**Exercise description**
Go through the entries below and copy each line containing the word "ребенка".

Data excerpts
++++++++++++++++++++

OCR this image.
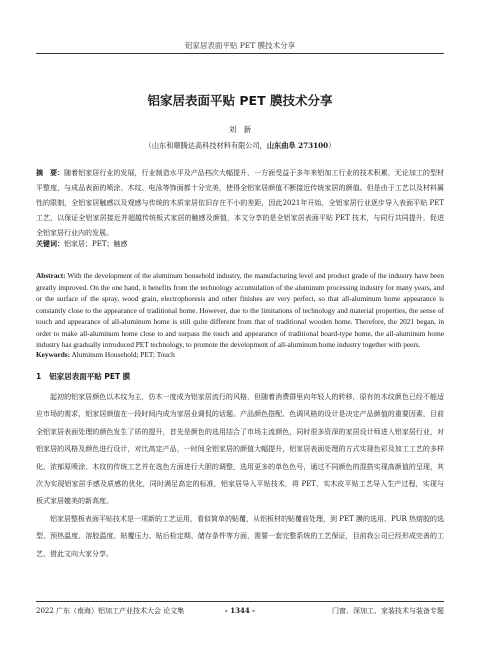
铝家居表面平贴 PET 膜技术分享
铝家居表面平贴 PET 膜技术分享
刘　新
（山东和顺腾达高科技材料有限公司，山东曲阜 273100）
摘　要：随着铝家居行业的发展，行业制造水平及产品档次大幅提升，一方面受益于多年来铝加工行业的技术积累，无论加工的型材平整度，与成品表面的喷涂、木纹、电泳等饰面都十分完美，使得全铝家居颜值不断接近传统家居的颜值。但是由于工艺以及材料属性的限制，全铝家居触感以及观感与传统的木质家居依旧存在不小的差距，因此2021年开始，全铝家居行业逐步导入表面平贴 PET 工艺，以保证全铝家居接近并超越传统板式家居的触感及颜值，本文分享的是全铝家居表面平贴 PET 技术，与同行共同提升，促进全铝家居行业内的发展。
关键词：铝家居；PET；触感
Abstract: With the development of the aluminum household industry, the manufacturing level and product grade of the industry have been greatly improved. On the one hand, it benefits from the technology accumulation of the aluminum processing industry for many years, and or the surface of the spray, wood grain, electrophoresis and other finishes are very perfect, so that all-aluminum home appearance is constantly close to the appearance of traditional home. However, due to the limitations of technology and material properties, the sense of touch and appearance of all-aluminum home is still quite different from that of traditional wooden home. Therefore, the 2021 began, in order to make all-aluminum home close to and surpass the touch and appearance of traditional board-type home, the all-aluminum home industry has gradually introduced PET technology, to promote the development of all-aluminum home industry together with peers.
Keywords: Aluminum Household; PET; Touch
1 铝家居表面平贴 PET 膜

起初的铝家居颜色以木纹为主，仿木一度成为铝家居流行的风格，但随着消费群里向年轻人的转移，原有的木纹颜色已经不能适应市场的需求，铝家居颜值在一段时间内成为家居业调侃的话题。产品颜色搭配、色调风格的设计是决定产品颜值的重要因素，目前全铝家居表面处理的颜色发生了质的提升，首先是颜色的选用结合了市场主流颜色，同时很多资深的家居设计师进入铝家居行业，对铝家居的风格及颜色进行设计，对比高定产品，一时间全铝家居的颜值大幅提升，铝家居表面处理的方式实现色彩及加工工艺的多样化，浓郁原喷涂、木纹的传统工艺并在选色方面进行大胆的调整，选用更多的单色色号，通过不同颜色的混搭实现高颜值的呈现，其次为实现铝家居手感及质感的优化，同时满足高定的标准，铝家居导入平贴技术，将 PET、实木皮平贴工艺导入生产过程，实现与板式家居媲美的新高度。

铝家居整板表面平贴技术是一项新的工艺运用，看似简单的贴覆，从铝板材的贴覆前处理，到 PET 膜的选用、PUR 热熔胶的选型、预热温度、溶胶温度、贴覆压力、贴后检定期、储存条件等方面，需要一套完整系统的工艺保证，目前我公司已经形成完善的工艺，借此文向大家分享。

2022 广东（南海）铝加工产业技术大会 论文集	- 1344 -	门窗、深加工、家装技术与装备专题
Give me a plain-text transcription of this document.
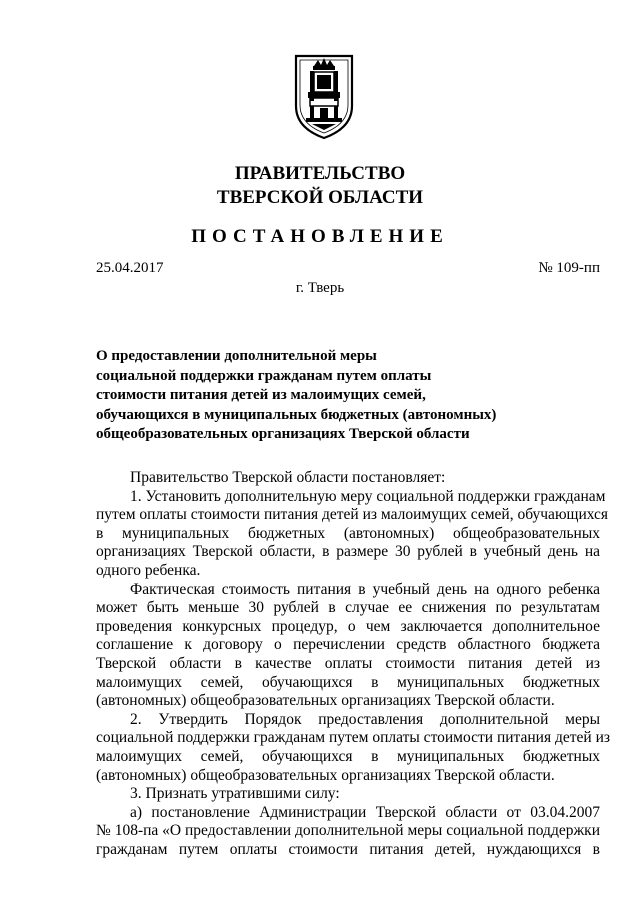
ПРАВИТЕЛЬСТВО
ТВЕРСКОЙ ОБЛАСТИ
ПОСТАНОВЛЕНИЕ
25.04.2017	№ 109-пп
г. Тверь
О предоставлении дополнительной меры
социальной поддержки гражданам путем оплаты
стоимости питания детей из малоимущих семей,
обучающихся в муниципальных бюджетных (автономных)
общеобразовательных организациях Тверской области
Правительство Тверской области постановляет:
1. Установить дополнительную меру социальной поддержки гражданам
путем оплаты стоимости питания детей из малоимущих семей, обучающихся
в муниципальных бюджетных (автономных) общеобразовательных
организациях Тверской области, в размере 30 рублей в учебный день на
одного ребенка.
Фактическая стоимость питания в учебный день на одного ребенка
может быть меньше 30 рублей в случае ее снижения по результатам
проведения конкурсных процедур, о чем заключается дополнительное
соглашение к договору о перечислении средств областного бюджета
Тверской области в качестве оплаты стоимости питания детей из
малоимущих семей, обучающихся в муниципальных бюджетных
(автономных) общеобразовательных организациях Тверской области.
2. Утвердить Порядок предоставления дополнительной меры
социальной поддержки гражданам путем оплаты стоимости питания детей из
малоимущих семей, обучающихся в муниципальных бюджетных
(автономных) общеобразовательных организациях Тверской области.
3. Признать утратившими силу:
а) постановление Администрации Тверской области от 03.04.2007
№ 108-па «О предоставлении дополнительной меры социальной поддержки
гражданам путем оплаты стоимости питания детей, нуждающихся в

++++++++++++++++++++

**The solution**
одного ребенка.
Фактическая стоимость питания в учебный день на одного ребенка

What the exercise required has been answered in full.